**SUPPLIED DATA**:
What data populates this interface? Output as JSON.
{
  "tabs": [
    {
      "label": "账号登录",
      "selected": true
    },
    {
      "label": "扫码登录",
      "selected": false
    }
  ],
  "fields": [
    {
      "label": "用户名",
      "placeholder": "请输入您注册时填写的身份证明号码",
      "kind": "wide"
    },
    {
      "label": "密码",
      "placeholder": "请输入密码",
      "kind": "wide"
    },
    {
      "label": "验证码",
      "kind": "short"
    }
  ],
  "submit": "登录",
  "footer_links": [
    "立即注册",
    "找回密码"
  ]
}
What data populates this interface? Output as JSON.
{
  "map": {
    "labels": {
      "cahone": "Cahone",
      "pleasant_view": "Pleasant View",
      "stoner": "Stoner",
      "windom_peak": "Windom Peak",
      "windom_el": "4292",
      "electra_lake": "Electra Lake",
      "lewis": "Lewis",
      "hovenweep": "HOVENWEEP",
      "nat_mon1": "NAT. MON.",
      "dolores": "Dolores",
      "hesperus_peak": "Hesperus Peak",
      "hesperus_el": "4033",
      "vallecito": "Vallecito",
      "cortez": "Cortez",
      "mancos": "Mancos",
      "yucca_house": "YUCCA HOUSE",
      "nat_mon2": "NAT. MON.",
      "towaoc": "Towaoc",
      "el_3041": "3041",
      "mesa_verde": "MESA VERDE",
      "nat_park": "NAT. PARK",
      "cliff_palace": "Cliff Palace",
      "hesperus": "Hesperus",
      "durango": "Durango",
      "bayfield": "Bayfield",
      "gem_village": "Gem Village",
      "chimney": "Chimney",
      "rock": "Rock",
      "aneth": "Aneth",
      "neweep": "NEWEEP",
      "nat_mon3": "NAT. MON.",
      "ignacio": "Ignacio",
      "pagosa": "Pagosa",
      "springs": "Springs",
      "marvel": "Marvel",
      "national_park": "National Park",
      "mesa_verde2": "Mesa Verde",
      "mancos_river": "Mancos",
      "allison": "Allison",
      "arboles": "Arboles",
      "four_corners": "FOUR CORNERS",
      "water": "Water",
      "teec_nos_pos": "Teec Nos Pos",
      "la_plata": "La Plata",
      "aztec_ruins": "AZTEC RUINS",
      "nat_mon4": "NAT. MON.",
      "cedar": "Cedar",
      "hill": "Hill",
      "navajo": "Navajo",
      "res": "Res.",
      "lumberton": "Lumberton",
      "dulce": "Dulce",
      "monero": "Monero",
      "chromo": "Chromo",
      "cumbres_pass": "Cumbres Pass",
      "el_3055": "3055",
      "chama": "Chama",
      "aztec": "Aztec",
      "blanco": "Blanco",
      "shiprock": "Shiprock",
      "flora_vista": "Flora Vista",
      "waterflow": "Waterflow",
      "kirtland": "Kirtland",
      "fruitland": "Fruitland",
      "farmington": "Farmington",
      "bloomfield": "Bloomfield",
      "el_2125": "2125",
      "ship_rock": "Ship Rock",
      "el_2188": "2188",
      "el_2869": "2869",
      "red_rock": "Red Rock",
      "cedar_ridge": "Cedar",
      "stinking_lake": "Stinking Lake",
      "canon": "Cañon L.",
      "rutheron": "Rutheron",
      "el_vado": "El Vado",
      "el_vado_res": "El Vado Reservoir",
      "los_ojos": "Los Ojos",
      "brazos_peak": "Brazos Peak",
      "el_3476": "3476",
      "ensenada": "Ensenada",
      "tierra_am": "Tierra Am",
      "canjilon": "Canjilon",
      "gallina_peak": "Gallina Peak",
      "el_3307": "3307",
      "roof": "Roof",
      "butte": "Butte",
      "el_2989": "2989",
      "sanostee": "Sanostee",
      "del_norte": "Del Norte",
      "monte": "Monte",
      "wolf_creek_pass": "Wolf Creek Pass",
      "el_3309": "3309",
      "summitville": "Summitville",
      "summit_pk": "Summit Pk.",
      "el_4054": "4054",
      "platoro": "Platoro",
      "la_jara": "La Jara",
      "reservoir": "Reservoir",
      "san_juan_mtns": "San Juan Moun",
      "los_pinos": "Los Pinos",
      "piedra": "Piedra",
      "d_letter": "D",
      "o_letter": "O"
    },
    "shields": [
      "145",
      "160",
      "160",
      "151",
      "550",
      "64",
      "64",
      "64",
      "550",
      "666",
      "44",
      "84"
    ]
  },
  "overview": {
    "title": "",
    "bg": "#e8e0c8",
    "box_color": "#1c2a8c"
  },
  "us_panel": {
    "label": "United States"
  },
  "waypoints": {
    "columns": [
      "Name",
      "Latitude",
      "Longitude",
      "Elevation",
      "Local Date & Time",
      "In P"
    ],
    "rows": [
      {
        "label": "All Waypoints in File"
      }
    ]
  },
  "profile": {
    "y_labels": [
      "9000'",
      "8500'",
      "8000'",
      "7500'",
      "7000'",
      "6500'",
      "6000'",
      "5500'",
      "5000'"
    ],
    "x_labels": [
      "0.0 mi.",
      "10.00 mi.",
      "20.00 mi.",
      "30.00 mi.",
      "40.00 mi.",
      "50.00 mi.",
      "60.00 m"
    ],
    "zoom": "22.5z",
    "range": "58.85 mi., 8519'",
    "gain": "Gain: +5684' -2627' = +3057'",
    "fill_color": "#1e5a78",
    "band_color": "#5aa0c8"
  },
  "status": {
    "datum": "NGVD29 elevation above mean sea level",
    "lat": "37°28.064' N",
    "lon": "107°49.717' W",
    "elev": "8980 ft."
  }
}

**YOUR GOAL**: Would you reproduce the material above in full, exactly as given?

**RESULT**:
What data populates this interface? Output as JSON.
{
  "tabs": [
    {
      "label": "账号登录",
      "selected": true
    },
    {
      "label": "扫码登录",
      "selected": false
    }
  ],
  "fields": [
    {
      "label": "用户名",
      "placeholder": "请输入您注册时填写的身份证明号码",
      "kind": "wide"
    },
    {
      "label": "密码",
      "placeholder": "请输入密码",
      "kind": "wide"
    },
    {
      "label": "验证码",
      "kind": "short"
    }
  ],
  "submit": "登录",
  "footer_links": [
    "立即注册",
    "找回密码"
  ]
}
What data populates this interface? Output as JSON.
{
  "map": {
    "labels": {
      "cahone": "Cahone",
      "pleasant_view": "Pleasant View",
      "stoner": "Stoner",
      "windom_peak": "Windom Peak",
      "windom_el": "4292",
      "electra_lake": "Electra Lake",
      "lewis": "Lewis",
      "hovenweep": "HOVENWEEP",
      "nat_mon1": "NAT. MON.",
      "dolores": "Dolores",
      "hesperus_peak": "Hesperus Peak",
      "hesperus_el": "4033",
      "vallecito": "Vallecito",
      "cortez": "Cortez",
      "mancos": "Mancos",
      "yucca_house": "YUCCA HOUSE",
      "nat_mon2": "NAT. MON.",
      "towaoc": "Towaoc",
      "el_3041": "3041",
      "mesa_verde": "MESA VERDE",
      "nat_park": "NAT. PARK",
      "cliff_palace": "Cliff Palace",
      "hesperus": "Hesperus",
      "durango": "Durango",
      "bayfield": "Bayfield",
      "gem_village": "Gem Village",
      "chimney": "Chimney",
      "rock": "Rock",
      "aneth": "Aneth",
      "neweep": "NEWEEP",
      "nat_mon3": "NAT. MON.",
      "ignacio": "Ignacio",
      "pagosa": "Pagosa",
      "springs": "Springs",
      "marvel": "Marvel",
      "national_park": "National Park",
      "mesa_verde2": "Mesa Verde",
      "mancos_river": "Mancos",
      "allison": "Allison",
      "arboles": "Arboles",
      "four_corners": "FOUR CORNERS",
      "water": "Water",
      "teec_nos_pos": "Teec Nos Pos",
      "la_plata": "La Plata",
      "aztec_ruins": "AZTEC RUINS",
      "nat_mon4": "NAT. MON.",
      "cedar": "Cedar",
      "hill": "Hill",
      "navajo": "Navajo",
      "res": "Res.",
      "lumberton": "Lumberton",
      "dulce": "Dulce",
      "monero": "Monero",
      "chromo": "Chromo",
      "cumbres_pass": "Cumbres Pass",
      "el_3055": "3055",
      "chama": "Chama",
      "aztec": "Aztec",
      "blanco": "Blanco",
      "shiprock": "Shiprock",
      "flora_vista": "Flora Vista",
      "waterflow": "Waterflow",
      "kirtland": "Kirtland",
      "fruitland": "Fruitland",
      "farmington": "Farmington",
      "bloomfield": "Bloomfield",
      "el_2125": "2125",
      "ship_rock": "Ship Rock",
      "el_2188": "2188",
      "el_2869": "2869",
      "red_rock": "Red Rock",
      "cedar_ridge": "Cedar",
      "stinking_lake": "Stinking Lake",
      "canon": "Cañon L.",
      "rutheron": "Rutheron",
      "el_vado": "El Vado",
      "el_vado_res": "El Vado Reservoir",
      "los_ojos": "Los Ojos",
      "brazos_peak": "Brazos Peak",
      "el_3476": "3476",
      "ensenada": "Ensenada",
      "tierra_am": "Tierra Am",
      "canjilon": "Canjilon",
      "gallina_peak": "Gallina Peak",
      "el_3307": "3307",
      "roof": "Roof",
      "butte": "Butte",
      "el_2989": "2989",
      "sanostee": "Sanostee",
      "del_norte": "Del Norte",
      "monte": "Monte",
      "wolf_creek_pass": "Wolf Creek Pass",
      "el_3309": "3309",
      "summitville": "Summitville",
      "summit_pk": "Summit Pk.",
      "el_4054": "4054",
      "platoro": "Platoro",
      "la_jara": "La Jara",
      "reservoir": "Reservoir",
      "san_juan_mtns": "San Juan Moun",
      "los_pinos": "Los Pinos",
      "piedra": "Piedra",
      "d_letter": "D",
      "o_letter": "O"
    },
    "shields": [
      "145",
      "160",
      "160",
      "151",
      "550",
      "64",
      "64",
      "64",
      "550",
      "666",
      "44",
      "84"
    ]
  },
  "overview": {
    "title": "",
    "bg": "#e8e0c8",
    "box_color": "#1c2a8c"
  },
  "us_panel": {
    "label": "United States"
  },
  "waypoints": {
    "columns": [
      "Name",
      "Latitude",
      "Longitude",
      "Elevation",
      "Local Date & Time",
      "In P"
    ],
    "rows": [
      {
        "label": "All Waypoints in File"
      }
    ]
  },
  "profile": {
    "y_labels": [
      "9000'",
      "8500'",
      "8000'",
      "7500'",
      "7000'",
      "6500'",
      "6000'",
      "5500'",
      "5000'"
    ],
    "x_labels": [
      "0.0 mi.",
      "10.00 mi.",
      "20.00 mi.",
      "30.00 mi.",
      "40.00 mi.",
      "50.00 mi.",
      "60.00 m"
    ],
    "zoom": "22.5z",
    "range": "58.85 mi., 8519'",
    "gain": "Gain: +5684' -2627' = +3057'",
    "fill_color": "#1e5a78",
    "band_color": "#5aa0c8"
  },
  "status": {
    "datum": "NGVD29 elevation above mean sea level",
    "lat": "37°28.064' N",
    "lon": "107°49.717' W",
    "elev": "8980 ft."
  }
}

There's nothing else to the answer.